*** The input

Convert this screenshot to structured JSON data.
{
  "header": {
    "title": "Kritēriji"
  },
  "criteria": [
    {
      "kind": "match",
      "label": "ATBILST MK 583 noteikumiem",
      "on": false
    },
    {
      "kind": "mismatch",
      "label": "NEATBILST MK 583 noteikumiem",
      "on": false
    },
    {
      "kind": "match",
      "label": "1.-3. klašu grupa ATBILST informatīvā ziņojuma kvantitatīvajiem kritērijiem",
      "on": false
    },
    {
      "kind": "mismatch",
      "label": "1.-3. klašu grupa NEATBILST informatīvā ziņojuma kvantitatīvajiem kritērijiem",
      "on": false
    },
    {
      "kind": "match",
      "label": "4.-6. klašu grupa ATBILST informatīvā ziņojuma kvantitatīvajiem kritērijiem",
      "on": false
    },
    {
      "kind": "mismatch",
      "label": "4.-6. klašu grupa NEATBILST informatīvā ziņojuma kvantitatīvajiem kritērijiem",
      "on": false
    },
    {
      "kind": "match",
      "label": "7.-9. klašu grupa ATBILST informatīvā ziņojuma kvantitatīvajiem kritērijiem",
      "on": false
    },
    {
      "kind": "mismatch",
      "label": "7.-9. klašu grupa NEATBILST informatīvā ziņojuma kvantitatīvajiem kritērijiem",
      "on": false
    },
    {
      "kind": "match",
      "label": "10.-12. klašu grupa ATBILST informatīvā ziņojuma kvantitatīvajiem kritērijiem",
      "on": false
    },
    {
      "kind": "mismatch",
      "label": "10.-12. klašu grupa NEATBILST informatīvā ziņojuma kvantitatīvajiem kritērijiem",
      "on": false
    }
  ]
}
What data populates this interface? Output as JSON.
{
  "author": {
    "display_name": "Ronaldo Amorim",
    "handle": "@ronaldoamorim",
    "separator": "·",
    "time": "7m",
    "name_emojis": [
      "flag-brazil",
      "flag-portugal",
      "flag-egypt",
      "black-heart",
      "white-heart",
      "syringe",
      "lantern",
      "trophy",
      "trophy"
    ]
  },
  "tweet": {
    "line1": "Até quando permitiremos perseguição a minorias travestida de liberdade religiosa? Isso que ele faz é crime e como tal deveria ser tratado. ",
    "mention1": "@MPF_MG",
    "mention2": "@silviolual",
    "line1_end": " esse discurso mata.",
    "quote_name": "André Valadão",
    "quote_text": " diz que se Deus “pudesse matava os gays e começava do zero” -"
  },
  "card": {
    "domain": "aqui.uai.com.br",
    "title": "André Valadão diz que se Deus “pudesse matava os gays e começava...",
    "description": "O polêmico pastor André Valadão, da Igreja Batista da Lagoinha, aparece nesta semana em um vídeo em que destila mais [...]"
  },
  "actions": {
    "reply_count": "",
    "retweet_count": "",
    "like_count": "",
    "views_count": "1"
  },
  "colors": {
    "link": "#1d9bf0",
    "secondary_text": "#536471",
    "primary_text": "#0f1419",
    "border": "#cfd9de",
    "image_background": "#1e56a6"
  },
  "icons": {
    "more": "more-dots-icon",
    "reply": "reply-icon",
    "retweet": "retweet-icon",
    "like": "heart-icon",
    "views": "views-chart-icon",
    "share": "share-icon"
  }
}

******

Repeat exactly, and only, the lines from the one containing "What data populates" through the end of the material.

What data populates this interface? Output as JSON.
{
  "author": {
    "display_name": "Ronaldo Amorim",
    "handle": "@ronaldoamorim",
    "separator": "·",
    "time": "7m",
    "name_emojis": [
      "flag-brazil",
      "flag-portugal",
      "flag-egypt",
      "black-heart",
      "white-heart",
      "syringe",
      "lantern",
      "trophy",
      "trophy"
    ]
  },
  "tweet": {
    "line1": "Até quando permitiremos perseguição a minorias travestida de liberdade religiosa? Isso que ele faz é crime e como tal deveria ser tratado. ",
    "mention1": "@MPF_MG",
    "mention2": "@silviolual",
    "line1_end": " esse discurso mata.",
    "quote_name": "André Valadão",
    "quote_text": " diz que se Deus “pudesse matava os gays e começava do zero” -"
  },
  "card": {
    "domain": "aqui.uai.com.br",
    "title": "André Valadão diz que se Deus “pudesse matava os gays e começava...",
    "description": "O polêmico pastor André Valadão, da Igreja Batista da Lagoinha, aparece nesta semana em um vídeo em que destila mais [...]"
  },
  "actions": {
    "reply_count": "",
    "retweet_count": "",
    "like_count": "",
    "views_count": "1"
  },
  "colors": {
    "link": "#1d9bf0",
    "secondary_text": "#536471",
    "primary_text": "#0f1419",
    "border": "#cfd9de",
    "image_background": "#1e56a6"
  },
  "icons": {
    "more": "more-dots-icon",
    "reply": "reply-icon",
    "retweet": "retweet-icon",
    "like": "heart-icon",
    "views": "views-chart-icon",
    "share": "share-icon"
  }
}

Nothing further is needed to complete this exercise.